● **Passage**:
BEGIN
Feb 042018


I spent a lot of time yesterday listening to new black metal and black/death metal, trying to decide what to write about in this Sunday’s SHADES OF BLACK column. My list of what I wanted to recommend to you included music from 20 bands… and that’s not counting the dozens more from previous listening sessions over the last couple of weeks. As a result, I chose the following five tracks pretty impulsively, consoling myself with the thought that I could pick some more for a further installment of this series early in the coming week. I hope that works out.

As you’ll discover, I bent the rules a bit… some of these tracks lean more on the death metal side of darkness than the black metal side. But it’s all still very black, and all very good.


Roughly five years after their untitled debut album, the Australian band Grave Upheaval, whose members are not officially identified but who are rumored to include members of Impetuous Ritual, Portal, and Temple Nightside, have a new album headed our way. Also untitled, and with songs that are identified only by Roman numeral, it will be released by Nuclear War Now! Productions on April 15th.



For a lot of interesting insights into this new album, and the band’s history, I recommend you read this recent interview at Bardo Methodology, which was accompanied by a track premiere. That track — “II-III” — is now streaming on Bandcamp, and although the promo for the album has been viciously vying for my attention, so far this song is the only one I’ve heard. It’s a stunner.

While mounting a primitive and staggeringly brutal assault, the band also manage to create an equally staggering and frightening atmospheric presence, thanks not only to the blood-freezing cruelty of the riffs and the primal potency of the drumwork but also to the mind-abrading quality of the vocals. Both frenzied and ponderous, barbarous and ritualistic, the track took my breath away.











In the course of preparing this release I was surprised to realize that we had never previously written about the Greek black metal Naer Mataron. In searching my database, I found only a partially completed, two-year-old draft of a Rearview Mirror post that I intended to devote to the band. I have no memory of why I never got back to finishing it.

Naer Mataron have been around for more than 20 years, producing a discography that includes eight albums, as well as shorter releases, and the eighth of those full-lengths is Lucitherion “Temple of the Radiant Sun”. Metal-Archives says the album was released on CD last May, but if so, I managed to miss out on it — or perhaps the release was postponed. However, Witching Hour Productions just put up a Bandcamp page for a digital version of the album with a release date of February 28th, and the opening track “Prometheus Sathanas” is currently stream-able.

That track is a full-throttle, high-voltage attack. The light-speed drumming will give your head a vigorous pummeling, while the equally fierce fretwork is not only technically impressive but also damned catchy. While razor-sharp in its execution, the song still manages to convey a feeling of chaos, and the barbarous vocals sound like they come from a throat clogged with clotting blood.
END
● **Objective**:
Please answer from the column above: on what date will Nuclear War Now! Productions release the new Grave Upheaval album?

● **Information provided**:
BEGIN
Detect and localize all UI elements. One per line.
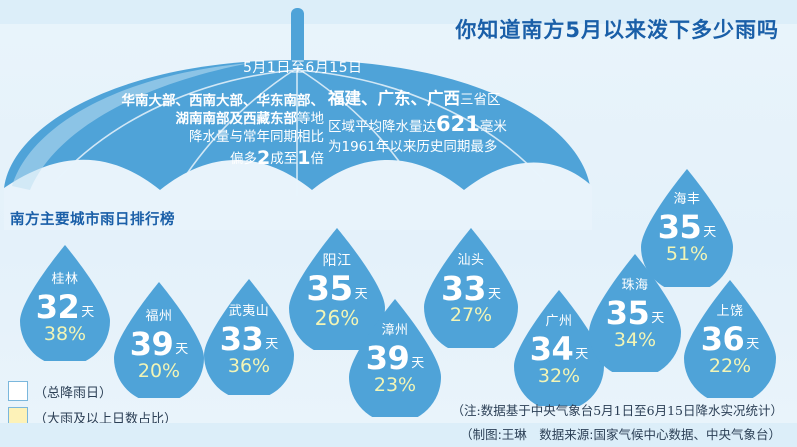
droplet-days-value: 35 bbox=[606, 294, 650, 332]
right-info-line2-post: 毫米 bbox=[480, 119, 507, 135]
droplet-days-value: 35 bbox=[658, 208, 702, 246]
right-info-line1: 福建、广东、广西三省区 bbox=[328, 88, 578, 110]
droplet-days-value: 32 bbox=[36, 288, 80, 326]
droplet-days-row: 33天 bbox=[200, 323, 298, 355]
droplet-days-value: 39 bbox=[130, 325, 174, 363]
left-info-line2-rest: 等地 bbox=[297, 111, 324, 127]
droplet-days-row: 35天 bbox=[637, 211, 737, 243]
right-info-rainfall-value: 621 bbox=[436, 112, 480, 136]
left-info-line2-bold: 湖南南部及西藏东部 bbox=[176, 111, 298, 127]
droplet-days-value: 34 bbox=[530, 330, 574, 368]
droplet-city-label: 福州 bbox=[110, 310, 208, 323]
droplet-guilin[interactable]: 桂林 32天 38% bbox=[16, 243, 114, 361]
left-info-line4-post: 倍 bbox=[311, 151, 325, 167]
droplet-percent: 36% bbox=[200, 357, 298, 376]
ranking-title: 南方主要城市雨日排行榜 bbox=[10, 208, 175, 229]
droplet-days-row: 35天 bbox=[585, 297, 685, 329]
droplet-percent: 34% bbox=[585, 331, 685, 350]
droplet-city-label: 海丰 bbox=[637, 193, 737, 206]
droplet-city-label: 阳江 bbox=[285, 254, 389, 268]
droplet-days-unit: 天 bbox=[488, 287, 501, 302]
right-info-line1-rest: 三省区 bbox=[460, 92, 501, 108]
droplet-haifeng[interactable]: 海丰 35天 51% bbox=[637, 167, 737, 287]
droplet-city-label: 武夷山 bbox=[200, 305, 298, 318]
droplet-shangrao[interactable]: 上饶 36天 22% bbox=[680, 278, 780, 398]
legend-swatch-white bbox=[8, 381, 28, 401]
droplet-percent: 38% bbox=[16, 325, 114, 344]
droplet-percent: 51% bbox=[637, 245, 737, 264]
droplet-days-row: 32天 bbox=[16, 291, 114, 323]
droplet-days-unit: 天 bbox=[81, 305, 94, 320]
left-info-line4-mid: 成至 bbox=[270, 151, 297, 167]
left-info-line4-pre: 偏多 bbox=[230, 151, 257, 167]
droplet-days-value: 33 bbox=[220, 320, 264, 358]
droplet-percent: 27% bbox=[420, 306, 522, 325]
left-info-num-2: 2 bbox=[257, 147, 270, 169]
droplet-days-row: 36天 bbox=[680, 323, 780, 355]
right-info-line3: 为1961年以来历史同期最多 bbox=[328, 138, 578, 156]
droplet-days-value: 39 bbox=[366, 339, 410, 377]
source-note: （注:数据基于中央气象台5月1日至6月15日降水实况统计） bbox=[452, 400, 783, 419]
droplet-days-value: 33 bbox=[441, 269, 486, 308]
droplet-days-unit: 天 bbox=[746, 337, 759, 352]
droplet-shantou[interactable]: 汕头 33天 27% bbox=[420, 226, 522, 348]
droplet-days-unit: 天 bbox=[703, 225, 716, 240]
droplet-percent: 22% bbox=[680, 357, 780, 376]
legend-item-total-rain-days: （总降雨日） bbox=[8, 378, 177, 404]
droplet-city-label: 上饶 bbox=[680, 305, 780, 318]
droplet-wuyishan[interactable]: 武夷山 33天 36% bbox=[200, 277, 298, 395]
left-info-line3: 降水量与常年同期相比 bbox=[62, 128, 324, 146]
infographic-root: 你知道南方5月以来泼下多少雨吗 5月1日至6月15日 华南大部、西南大部、华东南… bbox=[0, 0, 797, 447]
droplet-percent: 23% bbox=[345, 376, 445, 395]
droplet-days-unit: 天 bbox=[265, 337, 278, 352]
left-info-line2: 湖南南部及西藏东部等地 bbox=[62, 110, 324, 128]
right-info-provinces: 福建、广东、广西 bbox=[328, 89, 460, 108]
droplet-city-label: 桂林 bbox=[16, 273, 114, 286]
legend-label: （总降雨日） bbox=[34, 382, 112, 401]
droplet-days-value: 36 bbox=[701, 320, 745, 358]
droplet-days-row: 33天 bbox=[420, 272, 522, 305]
left-info-num-1: 1 bbox=[297, 147, 310, 169]
droplet-days-unit: 天 bbox=[651, 311, 664, 326]
right-info-line2: 区域平均降水量达621毫米 bbox=[328, 110, 578, 138]
droplet-days-row: 39天 bbox=[110, 328, 208, 360]
credit-line: （制图:王琳 数据来源:国家气候中心数据、中央气象台） bbox=[460, 424, 781, 443]
umbrella-right-info: 福建、广东、广西三省区 区域平均降水量达621毫米 为1961年以来历史同期最多 bbox=[328, 88, 578, 156]
left-info-line1: 华南大部、西南大部、华东南部、 bbox=[62, 92, 324, 110]
droplet-days-unit: 天 bbox=[411, 356, 424, 371]
droplet-city-label: 汕头 bbox=[420, 254, 522, 267]
right-info-line2-pre: 区域平均降水量达 bbox=[328, 119, 436, 135]
droplet-days-unit: 天 bbox=[175, 342, 188, 357]
umbrella-left-info: 华南大部、西南大部、华东南部、 湖南南部及西藏东部等地 降水量与常年同期相比 偏… bbox=[62, 92, 324, 172]
left-info-line4: 偏多2成至1倍 bbox=[62, 146, 324, 171]
umbrella-date-label: 5月1日至6月15日 bbox=[243, 57, 363, 77]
END
● **Exercise output**:
April 15th.